▸ **Do this**:
Count the lines in the records below that contain the word "icon", and reply with only that number.

▸ **Data listing**:
++++++++
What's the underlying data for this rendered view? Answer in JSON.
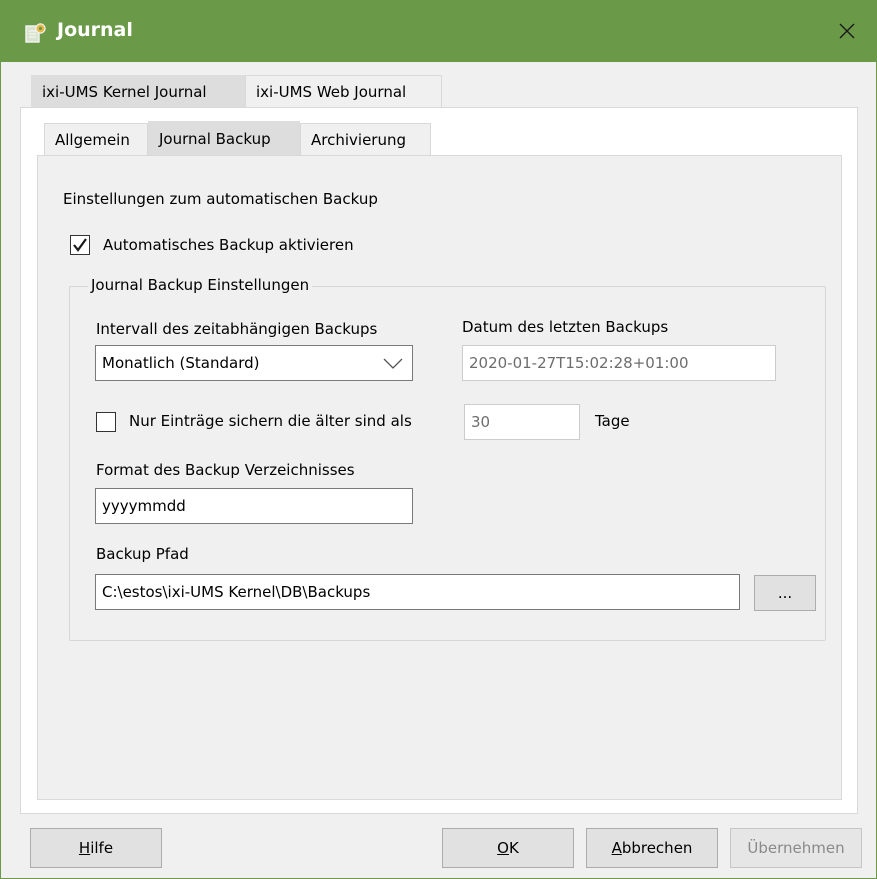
{
  "window": {
    "title": "Journal",
    "title_icon": "journal-gear-icon",
    "close_icon": "close-icon"
  },
  "outer_tabs": [
    {
      "label": "ixi-UMS Kernel Journal",
      "active": true
    },
    {
      "label": "ixi-UMS Web Journal",
      "active": false
    }
  ],
  "inner_tabs": [
    {
      "label": "Allgemein",
      "active": false
    },
    {
      "label": "Journal Backup",
      "active": true
    },
    {
      "label": "Archivierung",
      "active": false
    }
  ],
  "content": {
    "heading": "Einstellungen zum automatischen Backup",
    "auto_backup": {
      "label": "Automatisches Backup aktivieren",
      "checked": true
    },
    "group_title": "Journal Backup Einstellungen",
    "interval": {
      "label": "Intervall des zeitabhängigen Backups",
      "value": "Monatlich (Standard)"
    },
    "last_backup": {
      "label": "Datum des letzten Backups",
      "value": "2020-01-27T15:02:28+01:00"
    },
    "older_than": {
      "label": "Nur Einträge sichern die älter sind als",
      "checked": false,
      "value": "30",
      "unit": "Tage"
    },
    "dir_format": {
      "label": "Format des Backup Verzeichnisses",
      "value": "yyyymmdd"
    },
    "backup_path": {
      "label": "Backup Pfad",
      "value": "C:\\estos\\ixi-UMS Kernel\\DB\\Backups",
      "browse_label": "..."
    }
  },
  "buttons": {
    "help": {
      "first": "H",
      "rest": "ilfe"
    },
    "ok": {
      "first": "O",
      "rest": "K"
    },
    "cancel": {
      "first": "A",
      "rest": "bbrechen"
    },
    "apply": "Übernehmen"
  },
  "colors": {
    "titlebar": "#6a9a48",
    "active_tab": "#dddddd",
    "dialog_bg": "#f0f0f0"
  }
}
++++++++
▸ **Exercise solution**:
2